Work to do:
From the entries that follow, pick out all lines holding "value".

Task input:
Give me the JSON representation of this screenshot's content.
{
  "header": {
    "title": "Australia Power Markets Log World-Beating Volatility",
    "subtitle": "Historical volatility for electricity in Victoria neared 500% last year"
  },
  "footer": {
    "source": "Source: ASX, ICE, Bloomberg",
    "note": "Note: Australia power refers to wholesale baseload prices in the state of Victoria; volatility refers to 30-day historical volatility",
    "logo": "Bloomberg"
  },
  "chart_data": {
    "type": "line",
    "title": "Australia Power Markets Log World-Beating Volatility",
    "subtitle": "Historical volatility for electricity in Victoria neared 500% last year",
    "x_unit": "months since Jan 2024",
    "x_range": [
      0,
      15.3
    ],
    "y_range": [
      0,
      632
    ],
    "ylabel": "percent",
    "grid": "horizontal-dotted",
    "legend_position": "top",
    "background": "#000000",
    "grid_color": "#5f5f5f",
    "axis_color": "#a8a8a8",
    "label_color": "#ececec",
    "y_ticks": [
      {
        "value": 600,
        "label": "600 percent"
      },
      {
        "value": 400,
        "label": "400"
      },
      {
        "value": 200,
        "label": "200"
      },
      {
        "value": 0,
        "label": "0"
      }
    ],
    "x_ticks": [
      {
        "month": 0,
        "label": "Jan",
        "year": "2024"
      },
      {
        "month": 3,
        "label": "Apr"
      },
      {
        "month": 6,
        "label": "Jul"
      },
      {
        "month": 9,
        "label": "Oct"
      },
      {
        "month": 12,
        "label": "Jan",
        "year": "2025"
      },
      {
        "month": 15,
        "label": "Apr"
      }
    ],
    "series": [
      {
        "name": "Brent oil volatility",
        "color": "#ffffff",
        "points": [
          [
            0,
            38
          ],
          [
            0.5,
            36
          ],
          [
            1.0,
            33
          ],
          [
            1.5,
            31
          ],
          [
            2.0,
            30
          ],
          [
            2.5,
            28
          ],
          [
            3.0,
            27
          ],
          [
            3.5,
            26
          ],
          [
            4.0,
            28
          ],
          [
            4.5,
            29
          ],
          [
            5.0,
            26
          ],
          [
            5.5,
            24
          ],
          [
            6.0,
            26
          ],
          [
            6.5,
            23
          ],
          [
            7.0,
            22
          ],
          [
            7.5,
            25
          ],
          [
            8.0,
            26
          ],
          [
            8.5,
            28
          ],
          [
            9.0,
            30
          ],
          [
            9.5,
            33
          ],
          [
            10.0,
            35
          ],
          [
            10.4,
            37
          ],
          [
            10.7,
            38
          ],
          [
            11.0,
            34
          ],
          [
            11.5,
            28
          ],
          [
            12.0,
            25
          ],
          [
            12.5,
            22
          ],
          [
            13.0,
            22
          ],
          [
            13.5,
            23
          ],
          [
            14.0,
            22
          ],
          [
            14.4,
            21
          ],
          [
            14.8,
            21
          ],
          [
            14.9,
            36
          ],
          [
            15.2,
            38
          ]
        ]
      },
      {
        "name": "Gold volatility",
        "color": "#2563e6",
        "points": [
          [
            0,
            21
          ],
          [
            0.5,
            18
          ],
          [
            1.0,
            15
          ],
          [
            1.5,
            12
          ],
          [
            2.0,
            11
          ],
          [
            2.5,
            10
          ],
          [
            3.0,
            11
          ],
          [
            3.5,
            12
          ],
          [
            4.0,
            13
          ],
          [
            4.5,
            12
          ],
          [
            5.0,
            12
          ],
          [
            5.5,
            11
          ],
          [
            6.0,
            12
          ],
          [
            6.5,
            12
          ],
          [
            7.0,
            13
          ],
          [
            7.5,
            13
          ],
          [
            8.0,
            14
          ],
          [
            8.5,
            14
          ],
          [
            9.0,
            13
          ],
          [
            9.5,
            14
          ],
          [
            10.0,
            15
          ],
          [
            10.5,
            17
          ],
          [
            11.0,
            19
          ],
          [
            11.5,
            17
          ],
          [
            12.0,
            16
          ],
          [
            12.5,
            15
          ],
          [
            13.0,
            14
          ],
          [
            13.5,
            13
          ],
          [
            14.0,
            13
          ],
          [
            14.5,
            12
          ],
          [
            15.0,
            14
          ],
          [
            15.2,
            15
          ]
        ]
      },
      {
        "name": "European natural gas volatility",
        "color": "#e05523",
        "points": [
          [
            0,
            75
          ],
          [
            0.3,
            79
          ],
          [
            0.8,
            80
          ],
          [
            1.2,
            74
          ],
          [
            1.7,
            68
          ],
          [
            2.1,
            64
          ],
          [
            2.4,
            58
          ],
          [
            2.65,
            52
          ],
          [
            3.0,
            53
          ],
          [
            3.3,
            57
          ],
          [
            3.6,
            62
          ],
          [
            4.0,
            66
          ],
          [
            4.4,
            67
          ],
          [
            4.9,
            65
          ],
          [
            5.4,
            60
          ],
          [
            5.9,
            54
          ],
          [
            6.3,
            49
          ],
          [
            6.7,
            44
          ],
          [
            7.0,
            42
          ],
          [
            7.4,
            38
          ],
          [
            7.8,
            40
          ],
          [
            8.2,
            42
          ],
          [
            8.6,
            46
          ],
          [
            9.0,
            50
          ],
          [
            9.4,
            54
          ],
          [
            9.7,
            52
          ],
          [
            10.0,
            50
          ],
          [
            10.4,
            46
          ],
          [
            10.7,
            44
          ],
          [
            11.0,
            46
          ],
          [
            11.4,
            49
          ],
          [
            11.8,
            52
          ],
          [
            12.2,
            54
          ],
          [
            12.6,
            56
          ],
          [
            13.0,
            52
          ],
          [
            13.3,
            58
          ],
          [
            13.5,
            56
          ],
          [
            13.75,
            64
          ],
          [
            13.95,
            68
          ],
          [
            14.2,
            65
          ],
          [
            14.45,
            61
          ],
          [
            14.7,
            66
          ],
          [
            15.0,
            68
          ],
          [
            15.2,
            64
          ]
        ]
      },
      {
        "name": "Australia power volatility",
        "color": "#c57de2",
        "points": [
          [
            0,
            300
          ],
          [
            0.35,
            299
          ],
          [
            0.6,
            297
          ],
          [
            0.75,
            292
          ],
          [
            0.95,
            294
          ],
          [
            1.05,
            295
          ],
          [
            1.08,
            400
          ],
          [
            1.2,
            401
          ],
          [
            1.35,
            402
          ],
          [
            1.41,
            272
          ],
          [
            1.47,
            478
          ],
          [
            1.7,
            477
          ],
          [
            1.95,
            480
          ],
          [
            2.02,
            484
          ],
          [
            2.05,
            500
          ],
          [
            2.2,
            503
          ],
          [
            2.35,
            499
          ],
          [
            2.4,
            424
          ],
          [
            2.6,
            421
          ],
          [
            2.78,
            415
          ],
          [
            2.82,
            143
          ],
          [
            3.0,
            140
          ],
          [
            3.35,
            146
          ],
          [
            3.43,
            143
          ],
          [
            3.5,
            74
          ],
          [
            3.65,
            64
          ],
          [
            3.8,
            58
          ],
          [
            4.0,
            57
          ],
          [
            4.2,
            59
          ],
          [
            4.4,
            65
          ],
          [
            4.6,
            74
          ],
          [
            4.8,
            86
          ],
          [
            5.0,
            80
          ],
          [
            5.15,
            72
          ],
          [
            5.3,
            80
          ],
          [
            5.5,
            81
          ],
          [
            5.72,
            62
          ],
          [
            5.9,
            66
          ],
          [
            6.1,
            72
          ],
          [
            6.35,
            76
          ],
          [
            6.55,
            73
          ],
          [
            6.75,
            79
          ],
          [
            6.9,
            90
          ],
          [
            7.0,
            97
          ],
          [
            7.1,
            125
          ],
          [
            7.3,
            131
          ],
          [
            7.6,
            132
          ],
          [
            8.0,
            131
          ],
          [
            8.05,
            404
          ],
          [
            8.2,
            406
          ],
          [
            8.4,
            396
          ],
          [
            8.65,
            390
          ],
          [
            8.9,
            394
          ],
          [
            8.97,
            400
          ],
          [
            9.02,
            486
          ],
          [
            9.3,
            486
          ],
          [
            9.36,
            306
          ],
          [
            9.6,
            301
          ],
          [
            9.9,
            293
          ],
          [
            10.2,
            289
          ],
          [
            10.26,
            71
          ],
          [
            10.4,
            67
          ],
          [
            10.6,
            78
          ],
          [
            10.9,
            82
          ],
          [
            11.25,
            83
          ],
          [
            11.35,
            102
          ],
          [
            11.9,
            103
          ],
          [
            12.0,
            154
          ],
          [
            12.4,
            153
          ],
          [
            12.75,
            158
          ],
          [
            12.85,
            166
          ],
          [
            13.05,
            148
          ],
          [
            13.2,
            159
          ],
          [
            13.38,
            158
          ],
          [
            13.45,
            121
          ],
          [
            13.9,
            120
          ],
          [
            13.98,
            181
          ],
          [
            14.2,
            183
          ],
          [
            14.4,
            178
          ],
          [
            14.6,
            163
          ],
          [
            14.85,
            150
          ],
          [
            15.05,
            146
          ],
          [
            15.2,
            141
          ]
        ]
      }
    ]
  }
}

Result:
        "value": 600,
        "value": 400,
        "value": 200,
        "value": 0,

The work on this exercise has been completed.